== Exercise directions ==
All entries below are to be set down again, identical to the source.

Data excerpts
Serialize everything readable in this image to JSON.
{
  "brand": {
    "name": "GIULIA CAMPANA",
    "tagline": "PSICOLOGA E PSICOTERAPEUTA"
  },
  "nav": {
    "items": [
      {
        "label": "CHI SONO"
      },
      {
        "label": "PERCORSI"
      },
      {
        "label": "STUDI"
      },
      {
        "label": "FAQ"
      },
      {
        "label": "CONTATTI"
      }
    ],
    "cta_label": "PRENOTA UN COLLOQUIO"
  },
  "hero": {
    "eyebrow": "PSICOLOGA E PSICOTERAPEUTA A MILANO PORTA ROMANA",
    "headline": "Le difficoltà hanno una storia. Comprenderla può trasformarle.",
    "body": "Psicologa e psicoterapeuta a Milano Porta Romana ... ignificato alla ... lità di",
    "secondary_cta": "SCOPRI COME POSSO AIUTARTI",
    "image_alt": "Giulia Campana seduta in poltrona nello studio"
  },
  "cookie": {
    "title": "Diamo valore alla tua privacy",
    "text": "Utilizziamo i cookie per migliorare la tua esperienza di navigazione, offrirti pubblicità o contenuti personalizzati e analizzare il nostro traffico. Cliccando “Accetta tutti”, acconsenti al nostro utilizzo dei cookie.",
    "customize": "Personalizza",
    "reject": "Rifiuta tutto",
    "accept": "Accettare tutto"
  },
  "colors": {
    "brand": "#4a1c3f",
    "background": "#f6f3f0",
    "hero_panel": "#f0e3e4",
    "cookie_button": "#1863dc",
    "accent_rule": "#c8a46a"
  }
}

== Exercise output ==
Serialize everything readable in this image to JSON.
{
  "brand": {
    "name": "GIULIA CAMPANA",
    "tagline": "PSICOLOGA E PSICOTERAPEUTA"
  },
  "nav": {
    "items": [
      {
        "label": "CHI SONO"
      },
      {
        "label": "PERCORSI"
      },
      {
        "label": "STUDI"
      },
      {
        "label": "FAQ"
      },
      {
        "label": "CONTATTI"
      }
    ],
    "cta_label": "PRENOTA UN COLLOQUIO"
  },
  "hero": {
    "eyebrow": "PSICOLOGA E PSICOTERAPEUTA A MILANO PORTA ROMANA",
    "headline": "Le difficoltà hanno una storia. Comprenderla può trasformarle.",
    "body": "Psicologa e psicoterapeuta a Milano Porta Romana ... ignificato alla ... lità di",
    "secondary_cta": "SCOPRI COME POSSO AIUTARTI",
    "image_alt": "Giulia Campana seduta in poltrona nello studio"
  },
  "cookie": {
    "title": "Diamo valore alla tua privacy",
    "text": "Utilizziamo i cookie per migliorare la tua esperienza di navigazione, offrirti pubblicità o contenuti personalizzati e analizzare il nostro traffico. Cliccando “Accetta tutti”, acconsenti al nostro utilizzo dei cookie.",
    "customize": "Personalizza",
    "reject": "Rifiuta tutto",
    "accept": "Accettare tutto"
  },
  "colors": {
    "brand": "#4a1c3f",
    "background": "#f6f3f0",
    "hero_panel": "#f0e3e4",
    "cookie_button": "#1863dc",
    "accent_rule": "#c8a46a"
  }
}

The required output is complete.